*AIM*. Each entry below is to be written out exactly, and the pictures are to be left out.

*DATA FOR THE TASK*.

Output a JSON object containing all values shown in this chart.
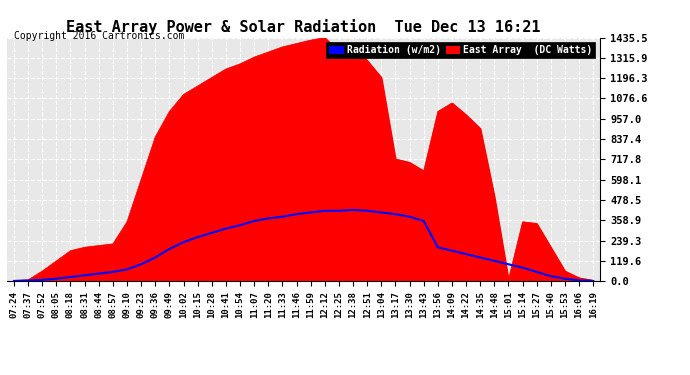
{
  "title": "East Array Power & Solar Radiation  Tue Dec 13 16:21",
  "copyright": "Copyright 2016 Cartronics.com",
  "background_color": "#ffffff",
  "plot_bg_color": "#e8e8e8",
  "grid_color": "#ffffff",
  "yticks": [
    0.0,
    119.6,
    239.3,
    358.9,
    478.5,
    598.1,
    717.8,
    837.4,
    957.0,
    1076.6,
    1196.3,
    1315.9,
    1435.5
  ],
  "ymax": 1435.5,
  "ymin": 0.0,
  "legend_radiation_label": "Radiation (w/m2)",
  "legend_east_label": "East Array  (DC Watts)",
  "radiation_color": "#0000ff",
  "east_color": "#ff0000",
  "east_fill_color": "#ff0000",
  "xtick_labels": [
    "07:24",
    "07:37",
    "07:52",
    "08:05",
    "08:18",
    "08:31",
    "08:44",
    "08:57",
    "09:10",
    "09:23",
    "09:36",
    "09:49",
    "10:02",
    "10:15",
    "10:28",
    "10:41",
    "10:54",
    "11:07",
    "11:20",
    "11:33",
    "11:46",
    "11:59",
    "12:12",
    "12:25",
    "12:38",
    "12:51",
    "13:04",
    "13:17",
    "13:30",
    "13:43",
    "13:56",
    "14:09",
    "14:22",
    "14:35",
    "14:48",
    "15:01",
    "15:14",
    "15:27",
    "15:40",
    "15:53",
    "16:06",
    "16:19"
  ],
  "east_data": [
    5,
    8,
    60,
    120,
    180,
    200,
    210,
    220,
    350,
    600,
    850,
    1000,
    1100,
    1150,
    1200,
    1250,
    1280,
    1320,
    1350,
    1380,
    1400,
    1420,
    1435,
    1350,
    1380,
    1300,
    1200,
    720,
    700,
    650,
    1000,
    1050,
    980,
    900,
    500,
    10,
    350,
    340,
    200,
    60,
    20,
    5
  ],
  "radiation_data": [
    2,
    4,
    8,
    15,
    25,
    35,
    45,
    55,
    70,
    100,
    140,
    190,
    230,
    260,
    285,
    310,
    330,
    355,
    370,
    380,
    395,
    405,
    415,
    415,
    420,
    415,
    405,
    395,
    380,
    355,
    200,
    180,
    160,
    140,
    120,
    100,
    80,
    55,
    30,
    15,
    5,
    2
  ]
}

*SOLUTION TO THIS EXERCISE*.
Output a JSON object containing all values shown in this chart.
{
  "title": "East Array Power & Solar Radiation  Tue Dec 13 16:21",
  "copyright": "Copyright 2016 Cartronics.com",
  "background_color": "#ffffff",
  "plot_bg_color": "#e8e8e8",
  "grid_color": "#ffffff",
  "yticks": [
    0.0,
    119.6,
    239.3,
    358.9,
    478.5,
    598.1,
    717.8,
    837.4,
    957.0,
    1076.6,
    1196.3,
    1315.9,
    1435.5
  ],
  "ymax": 1435.5,
  "ymin": 0.0,
  "legend_radiation_label": "Radiation (w/m2)",
  "legend_east_label": "East Array  (DC Watts)",
  "radiation_color": "#0000ff",
  "east_color": "#ff0000",
  "east_fill_color": "#ff0000",
  "xtick_labels": [
    "07:24",
    "07:37",
    "07:52",
    "08:05",
    "08:18",
    "08:31",
    "08:44",
    "08:57",
    "09:10",
    "09:23",
    "09:36",
    "09:49",
    "10:02",
    "10:15",
    "10:28",
    "10:41",
    "10:54",
    "11:07",
    "11:20",
    "11:33",
    "11:46",
    "11:59",
    "12:12",
    "12:25",
    "12:38",
    "12:51",
    "13:04",
    "13:17",
    "13:30",
    "13:43",
    "13:56",
    "14:09",
    "14:22",
    "14:35",
    "14:48",
    "15:01",
    "15:14",
    "15:27",
    "15:40",
    "15:53",
    "16:06",
    "16:19"
  ],
  "east_data": [
    5,
    8,
    60,
    120,
    180,
    200,
    210,
    220,
    350,
    600,
    850,
    1000,
    1100,
    1150,
    1200,
    1250,
    1280,
    1320,
    1350,
    1380,
    1400,
    1420,
    1435,
    1350,
    1380,
    1300,
    1200,
    720,
    700,
    650,
    1000,
    1050,
    980,
    900,
    500,
    10,
    350,
    340,
    200,
    60,
    20,
    5
  ],
  "radiation_data": [
    2,
    4,
    8,
    15,
    25,
    35,
    45,
    55,
    70,
    100,
    140,
    190,
    230,
    260,
    285,
    310,
    330,
    355,
    370,
    380,
    395,
    405,
    415,
    415,
    420,
    415,
    405,
    395,
    380,
    355,
    200,
    180,
    160,
    140,
    120,
    100,
    80,
    55,
    30,
    15,
    5,
    2
  ]
}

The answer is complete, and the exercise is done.